**Task prompt:**
Turn the lines from the line containing "- node[interactable]: [962, 358, 972, 368]" to the line containing "- node[interactable]: [1017, 609, 1027, 619]", both included, into a Markdown table with the columns Row and Line, giving each line a row number and leaving out blank lines.

**Supplied material:**
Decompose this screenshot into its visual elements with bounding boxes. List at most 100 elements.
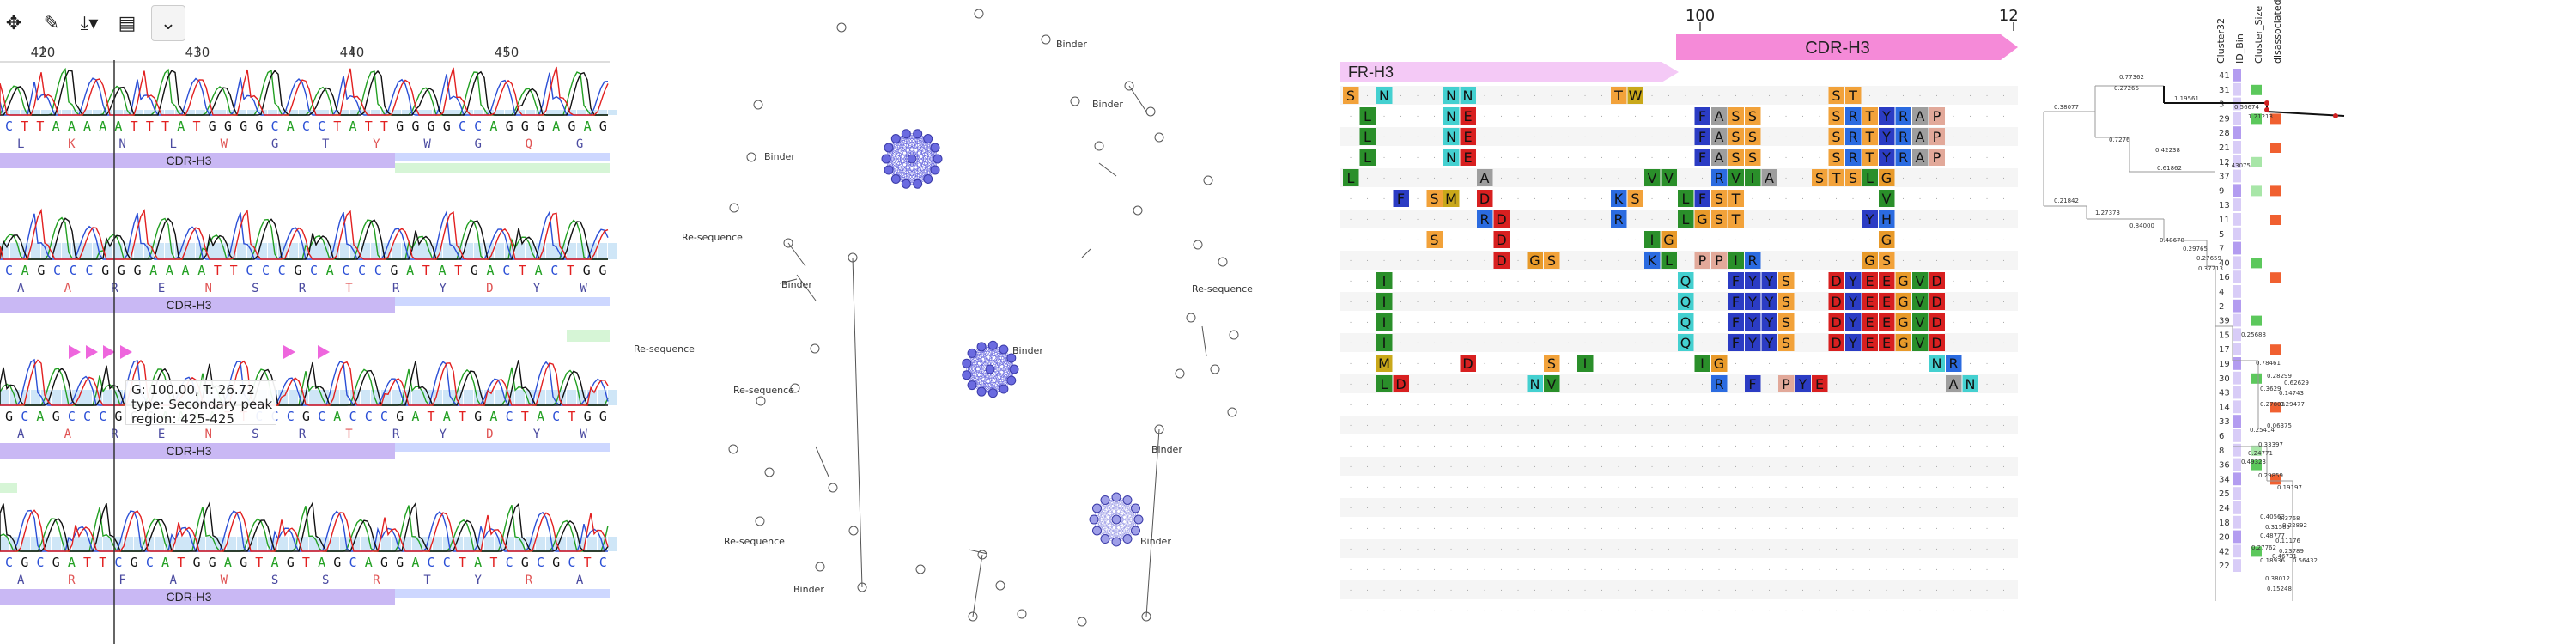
- node[interactable]: [962, 358, 972, 368]
- alignment-row[interactable]: · · M · · · · D · · · · S · I · · · · · · I G · · · · · · · · · · · · N R · · ·: [1340, 354, 2018, 373]
- node[interactable]: [848, 526, 859, 536]
- alignment-row[interactable]: · · · · · · · · R D · · · · · · R · · · L G S T · · · · · · · Y H · · · · · · ·: [1340, 210, 2018, 228]
- node[interactable]: [1100, 534, 1110, 544]
- node[interactable]: [995, 580, 1005, 591]
- node[interactable]: [1111, 537, 1121, 547]
- selected-node[interactable]: [2333, 113, 2338, 118]
- node[interactable]: [1203, 175, 1213, 185]
- alignment-row[interactable]: · · L D · · · · · · · N V · · · · · · · · · R · F · P Y E · · · · · · · A N · ·: [1340, 374, 2018, 393]
- node[interactable]: [753, 100, 763, 110]
- clipboard-icon[interactable]: ▤: [118, 12, 137, 33]
- node[interactable]: [1017, 609, 1027, 619]
- node[interactable]: [1186, 313, 1196, 323]
- node[interactable]: [790, 383, 800, 393]
- alignment-row[interactable]: · · · · · · · · · · · · · · · · · · · · · · · · · · · · · · · · · · · · · · · ·: [1340, 580, 2018, 599]
- selected-node[interactable]: [2264, 100, 2269, 106]
- node[interactable]: [967, 348, 977, 358]
- node[interactable]: [1133, 514, 1144, 525]
- node[interactable]: [1193, 240, 1203, 250]
- node[interactable]: [728, 444, 738, 454]
- network-graph[interactable]: BinderBinderBinderBinderBinderBinderBind…: [635, 0, 1322, 644]
- node[interactable]: [1091, 503, 1102, 513]
- node[interactable]: [985, 364, 995, 374]
- node[interactable]: [1041, 34, 1051, 45]
- node[interactable]: [976, 386, 987, 397]
- alignment-row[interactable]: S · N · · · N N · · · · · · · · T W · · · · · · · · · · · S T · · · · · · · · ·: [1340, 86, 2018, 105]
- node[interactable]: [967, 380, 977, 391]
- node[interactable]: [976, 342, 987, 352]
- node[interactable]: [828, 483, 838, 493]
- node[interactable]: [987, 388, 998, 398]
- node[interactable]: [913, 129, 923, 139]
- alignment-row[interactable]: · · · · · · · · · · · · · · · · · · · · · · · · · · · · · · · · · · · · · · · ·: [1340, 539, 2018, 558]
- alignment-row[interactable]: · · · · · · · · · · · · · · · · · · · · · · · · · · · · · · · · · · · · · · · ·: [1340, 395, 2018, 414]
- edit-pencil-icon[interactable]: ✎: [43, 12, 60, 33]
- node[interactable]: [890, 173, 901, 184]
- node[interactable]: [1091, 526, 1102, 536]
- node[interactable]: [746, 152, 756, 162]
- node[interactable]: [836, 22, 847, 33]
- alignment-row[interactable]: · · I · · · · · · · · · · · · · · · · · Q · · F Y Y S · · D Y E E G V D · · · ·: [1340, 271, 2018, 290]
- node[interactable]: [930, 143, 940, 153]
- node[interactable]: [1006, 375, 1017, 386]
- node[interactable]: [729, 203, 739, 213]
- alignment-row[interactable]: · L · · · · N E · · · · · · · · · · · · · F A S S · · · · S R T Y R A P · · · ·: [1340, 106, 2018, 125]
- node[interactable]: [1133, 205, 1143, 216]
- node[interactable]: [881, 154, 891, 164]
- alignment-row[interactable]: · · I · · · · · · · · · · · · · · · · · Q · · F Y Y S · · D Y E E G V D · · · ·: [1340, 333, 2018, 352]
- node[interactable]: [1145, 106, 1156, 117]
- node[interactable]: [764, 467, 775, 477]
- node[interactable]: [987, 340, 998, 350]
- node[interactable]: [1227, 407, 1237, 417]
- alignment-row[interactable]: · · · · · · · · · · · · · · · · · · · · · · · · · · · · · · · · · · · · · · · ·: [1340, 601, 2018, 620]
- alignment-row[interactable]: · · · · · S · · · D · · · · · · · · I G · · · · · · · · · · · · G · · · · · · ·: [1340, 230, 2018, 249]
- node[interactable]: [907, 154, 917, 164]
- selected-node[interactable]: [2264, 107, 2269, 112]
- node[interactable]: [884, 143, 894, 153]
- alignment-row[interactable]: · · I · · · · · · · · · · · · · · · · · Q · · F Y Y S · · D Y E E G V D · · · ·: [1340, 292, 2018, 311]
- fit-view-icon[interactable]: ✥: [5, 12, 22, 33]
- node[interactable]: [810, 343, 820, 354]
- node[interactable]: [1111, 514, 1121, 525]
- node[interactable]: [1070, 96, 1080, 106]
- alignment-row[interactable]: · · · · · · · · · · · · · · · · · · · · · · · · · · · · · · · · · · · · · · · ·: [1340, 457, 2018, 476]
- node[interactable]: [923, 134, 933, 144]
- node[interactable]: [884, 165, 894, 175]
- node[interactable]: [913, 179, 923, 189]
- node[interactable]: [962, 370, 972, 380]
- node-cluster[interactable]: [881, 129, 943, 189]
- node[interactable]: [923, 173, 933, 184]
- node[interactable]: [890, 134, 901, 144]
- alignment-canvas[interactable]: 100120FR-H3CDR-H3S·N···NN········TW·····…: [1340, 0, 2018, 644]
- alignment-row[interactable]: · · I · · · · · · · · · · · · · · · · · Q · · F Y Y S · · D Y E E G V D · · · ·: [1340, 313, 2018, 331]
- node[interactable]: [1077, 617, 1087, 627]
- phylogenetic-tree[interactable]: Cluster32 ID_Bin Cluster_Size disassociated…: [2035, 0, 2576, 644]
- alignment-row[interactable]: · · · · · · · · · · · · · · · · · · · · · · · · · · · · · · · · · · · · · · · ·: [1340, 436, 2018, 455]
- node[interactable]: [815, 562, 825, 572]
- node[interactable]: [901, 179, 911, 189]
- node[interactable]: [1131, 526, 1141, 536]
- alignment-row[interactable]: · L · · · · N E · · · · · · · · · · · · · F A S S · · · · S R T Y R A P · · · ·: [1340, 148, 2018, 167]
- node[interactable]: [1210, 364, 1220, 374]
- node-cluster[interactable]: [962, 340, 1019, 398]
- node[interactable]: [999, 344, 1009, 355]
- node[interactable]: [756, 396, 766, 406]
- node[interactable]: [1175, 368, 1185, 379]
- node[interactable]: [1111, 492, 1121, 502]
- download-icon[interactable]: ⤓▾: [80, 12, 99, 33]
- node[interactable]: [1009, 364, 1019, 374]
- node[interactable]: [901, 129, 911, 139]
- node-cluster[interactable]: [1089, 492, 1144, 547]
- node[interactable]: [933, 154, 943, 164]
- node[interactable]: [1094, 141, 1104, 151]
- chevron-down-icon[interactable]: ⌄: [151, 5, 185, 41]
- node[interactable]: [1218, 257, 1228, 267]
- alignment-row[interactable]: · · · · · · · · · D · G S · · · · · K L · P P I R · · · · · · G S · · · · · · ·: [1340, 251, 2018, 270]
- node[interactable]: [1154, 132, 1164, 143]
- node[interactable]: [915, 564, 926, 574]
- node[interactable]: [1006, 353, 1017, 363]
- node[interactable]: [1089, 514, 1099, 525]
- alignment-row[interactable]: · · · · · · · · · · · · · · · · · · · · · · · · · · · · · · · · · · · · · · · ·: [1340, 498, 2018, 517]
- node[interactable]: [974, 9, 984, 19]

**Result below:**
| Row | Line |
|---|---|
| 1 | - node[interactable]: [962, 358, 972, 368] |
| 2 | - alignment-row[interactable]: · · M · · · · D · · · · S · I · · · · · · I G · · · · · · · · · · · · N R · · ·: [1340, 354, 2018, 373] |
| 3 | - node[interactable]: [848, 526, 859, 536] |
| 4 | - alignment-row[interactable]: · · · · · · · · R D · · · · · · R · · · L G S T · · · · · · · Y H · · · · · · ·: [1340, 210, 2018, 228] |
| 5 | - node[interactable]: [1100, 534, 1110, 544] |
| 6 | - node[interactable]: [995, 580, 1005, 591] |
| 7 | - node[interactable]: [1111, 537, 1121, 547] |
| 8 | - selected-node[interactable]: [2333, 113, 2338, 118] |
| 9 | - node[interactable]: [1203, 175, 1213, 185] |
| 10 | - alignment-row[interactable]: · · L D · · · · · · · N V · · · · · · · · · R · F · P Y E · · · · · · · A N · ·: [1340, 374, 2018, 393] |
| 11 | - node[interactable]: [753, 100, 763, 110] |
| 12 | - clipboard-icon[interactable]: ▤: [118, 12, 137, 33] |
| 13 | - node[interactable]: [1017, 609, 1027, 619] |